[Extracts from a graphics dataset]
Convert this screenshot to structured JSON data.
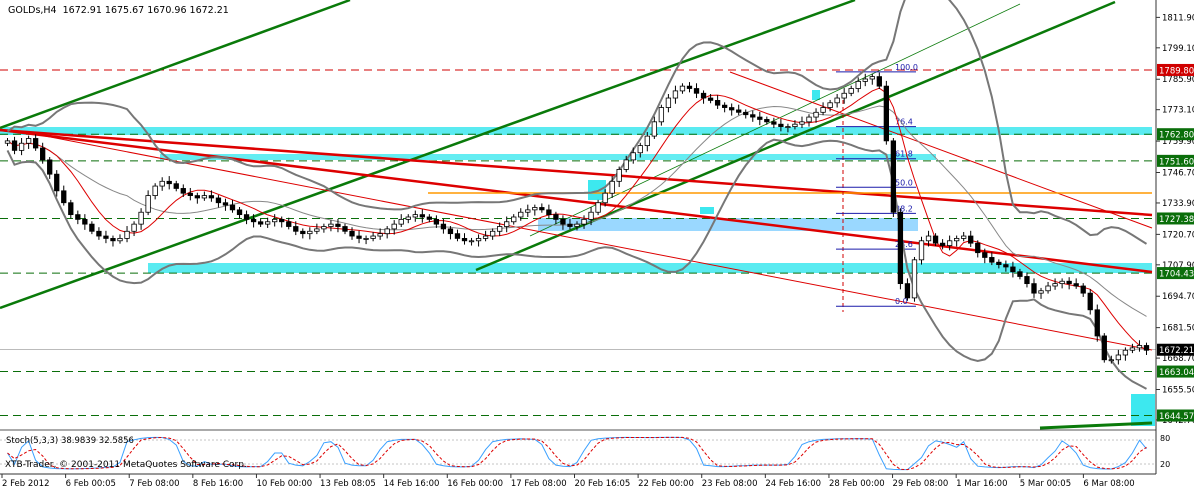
{
  "symbol_header": {
    "symbol": "GOLDs,H4",
    "ohlc": "1672.91 1675.67 1670.96 1672.21"
  },
  "footer": {
    "copyright": "XTB-Trader, © 2001-2011 MetaQuotes Software Corp."
  },
  "chart_data": {
    "type": "candlestick",
    "ylim": [
      1641,
      1815
    ],
    "price_ticks": [
      "1811.90",
      "1799.10",
      "1785.90",
      "1773.10",
      "1759.90",
      "1746.70",
      "1733.90",
      "1720.70",
      "1707.90",
      "1694.70",
      "1681.50",
      "1668.70",
      "1655.50",
      "1642.70"
    ],
    "price_tick_values": [
      1811.9,
      1799.1,
      1785.9,
      1773.1,
      1759.9,
      1746.7,
      1733.9,
      1720.7,
      1707.9,
      1694.7,
      1681.5,
      1668.7,
      1655.5,
      1642.7
    ],
    "current_price": {
      "label": "1672.21",
      "value": 1672.21
    },
    "level_labels": [
      {
        "label": "1789.80",
        "value": 1789.8,
        "color": "#d00000"
      },
      {
        "label": "1762.80",
        "value": 1762.8,
        "color": "#0a6e0a"
      },
      {
        "label": "1751.60",
        "value": 1751.6,
        "color": "#0a6e0a"
      },
      {
        "label": "1727.38",
        "value": 1727.38,
        "color": "#0a6e0a"
      },
      {
        "label": "1704.43",
        "value": 1704.43,
        "color": "#0a6e0a"
      },
      {
        "label": "1663.04",
        "value": 1663.04,
        "color": "#0a6e0a"
      },
      {
        "label": "1644.57",
        "value": 1644.57,
        "color": "#0a6e0a"
      }
    ],
    "time_labels": [
      "2 Feb 2012",
      "6 Feb 00:05",
      "7 Feb 08:00",
      "8 Feb 16:00",
      "10 Feb 00:00",
      "13 Feb 08:05",
      "14 Feb 16:00",
      "16 Feb 00:00",
      "17 Feb 08:00",
      "20 Feb 16:05",
      "22 Feb 00:00",
      "23 Feb 08:00",
      "24 Feb 16:00",
      "28 Feb 00:00",
      "29 Feb 08:00",
      "1 Mar 16:00",
      "5 Mar 00:05",
      "6 Mar 08:00"
    ],
    "fib_levels": [
      {
        "label": "100.0",
        "value": 1789.0
      },
      {
        "label": "76.4",
        "value": 1766.0
      },
      {
        "label": "61.8",
        "value": 1752.5
      },
      {
        "label": "50.0",
        "value": 1740.5
      },
      {
        "label": "38.2",
        "value": 1729.5
      },
      {
        "label": "23.6",
        "value": 1714.5
      },
      {
        "label": "0.0",
        "value": 1690.5
      }
    ],
    "closes": [
      1760,
      1756,
      1759,
      1761,
      1757,
      1752,
      1746,
      1739,
      1734,
      1729,
      1727,
      1725,
      1722,
      1720,
      1719,
      1718,
      1719,
      1722,
      1725,
      1730,
      1737,
      1741,
      1743,
      1742,
      1740,
      1738,
      1737,
      1736,
      1737,
      1736,
      1734,
      1733,
      1731,
      1729,
      1727,
      1726,
      1725,
      1726,
      1727,
      1726,
      1724,
      1722,
      1721,
      1722,
      1723,
      1724,
      1725,
      1724,
      1722,
      1720,
      1719,
      1719,
      1720,
      1721,
      1723,
      1725,
      1727,
      1728,
      1729,
      1728,
      1727,
      1725,
      1723,
      1721,
      1719,
      1718,
      1718,
      1719,
      1720,
      1722,
      1724,
      1726,
      1728,
      1730,
      1731,
      1732,
      1731,
      1729,
      1727,
      1725,
      1724,
      1725,
      1727,
      1730,
      1734,
      1738,
      1743,
      1748,
      1752,
      1755,
      1758,
      1762,
      1768,
      1774,
      1778,
      1781,
      1783,
      1782,
      1780,
      1778,
      1777,
      1775,
      1774,
      1773,
      1772,
      1771,
      1770,
      1769,
      1768,
      1767,
      1766,
      1766,
      1767,
      1768,
      1770,
      1772,
      1774,
      1776,
      1778,
      1780,
      1782,
      1785,
      1786,
      1787,
      1783,
      1760,
      1730,
      1700,
      1694,
      1710,
      1718,
      1720,
      1717,
      1716,
      1718,
      1719,
      1720,
      1717,
      1713,
      1711,
      1709,
      1708,
      1707,
      1705,
      1703,
      1700,
      1696,
      1697,
      1699,
      1700,
      1701,
      1700,
      1699,
      1696,
      1689,
      1678,
      1668,
      1668,
      1670,
      1672,
      1673,
      1674,
      1672
    ]
  }
}
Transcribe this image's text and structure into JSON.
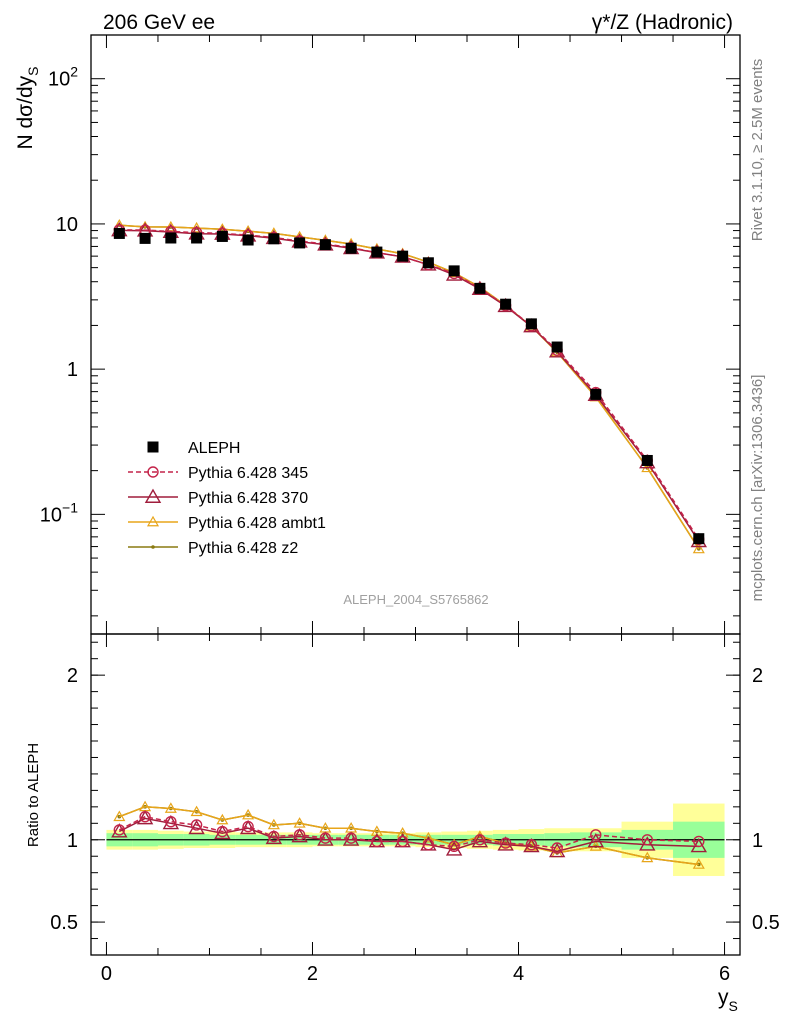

TASK BRIEF —
Find all lines with "JSON" in them and copy each one.

ANSWER TO THIS EXERCISE —
Convert this screenshot to structured JSON data.
Transcribe this image's text and structure into JSON.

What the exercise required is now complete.